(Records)
— start —

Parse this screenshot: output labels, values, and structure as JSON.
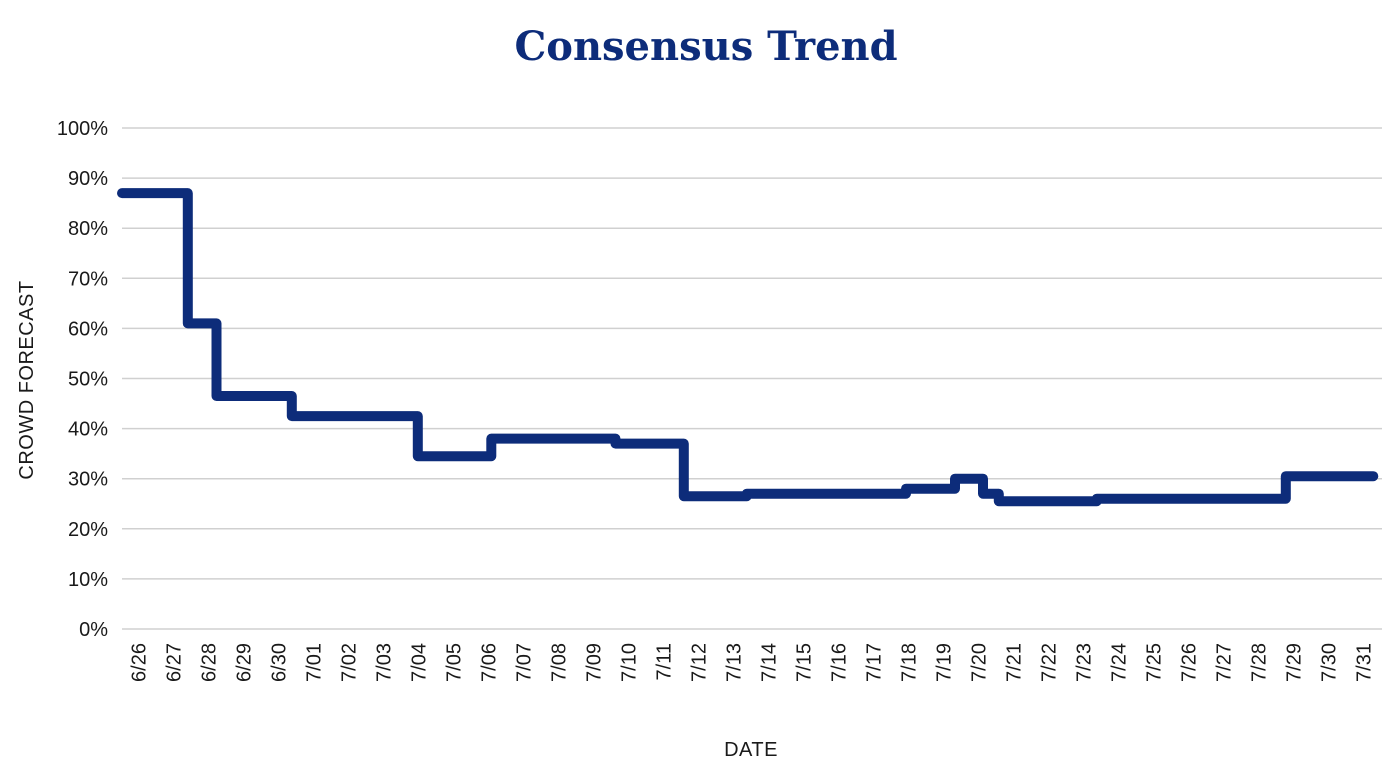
{
  "chart_data": {
    "type": "line",
    "step": true,
    "title": "Consensus Trend",
    "xlabel": "DATE",
    "ylabel": "CROWD FORECAST",
    "ylim": [
      0,
      100
    ],
    "yticks": [
      "0%",
      "10%",
      "20%",
      "30%",
      "40%",
      "50%",
      "60%",
      "70%",
      "80%",
      "90%",
      "100%"
    ],
    "grid": true,
    "legend": "none",
    "color": "#0d2c7a",
    "categories": [
      "6/26",
      "6/27",
      "6/28",
      "6/29",
      "6/30",
      "7/01",
      "7/02",
      "7/03",
      "7/04",
      "7/05",
      "7/06",
      "7/07",
      "7/08",
      "7/09",
      "7/10",
      "7/11",
      "7/12",
      "7/13",
      "7/14",
      "7/15",
      "7/16",
      "7/17",
      "7/18",
      "7/19",
      "7/20",
      "7/21",
      "7/22",
      "7/23",
      "7/24",
      "7/25",
      "7/26",
      "7/27",
      "7/28",
      "7/29",
      "7/30",
      "7/31"
    ],
    "series": [
      {
        "x": [
          "6/26",
          "6/26",
          "6/27",
          "6/27",
          "6/28",
          "6/28",
          "6/30",
          "6/30",
          "7/04",
          "7/04",
          "7/06",
          "7/06",
          "7/10",
          "7/10",
          "7/12",
          "7/12",
          "7/13",
          "7/13",
          "7/18",
          "7/18",
          "7/19",
          "7/19",
          "7/20",
          "7/20",
          "7/21",
          "7/21",
          "7/23",
          "7/23",
          "7/27",
          "7/27",
          "7/29",
          "7/29",
          "7/31"
        ],
        "x_offset": [
          0,
          0.88,
          0.88,
          0.88,
          0.7,
          0.7,
          0.85,
          0.85,
          0.45,
          0.45,
          0.55,
          0.55,
          0.1,
          0.1,
          0.05,
          0.05,
          0.85,
          0.85,
          0.4,
          0.4,
          0.8,
          0.8,
          0.6,
          0.6,
          0.05,
          0.05,
          0.85,
          0.85,
          0.25,
          0.25,
          0.25,
          0.25,
          0.75
        ],
        "y": [
          87,
          87,
          87,
          61,
          61,
          46.5,
          46.5,
          42.5,
          42.5,
          34.5,
          34.5,
          38,
          38,
          37,
          37,
          26.5,
          26.5,
          27,
          27,
          28,
          28,
          30,
          30,
          27,
          27,
          25.5,
          25.5,
          26,
          26,
          26,
          26,
          30.5,
          30.5
        ]
      }
    ]
  }
}
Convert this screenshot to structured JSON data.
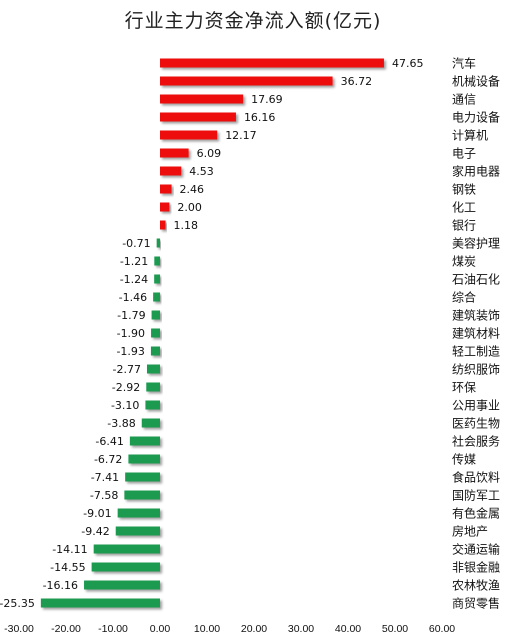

— end —

## Exercise requirements
Find every line with "screenshot" in the listing and state how many there are, nothing else.

## Solution to the exercise
2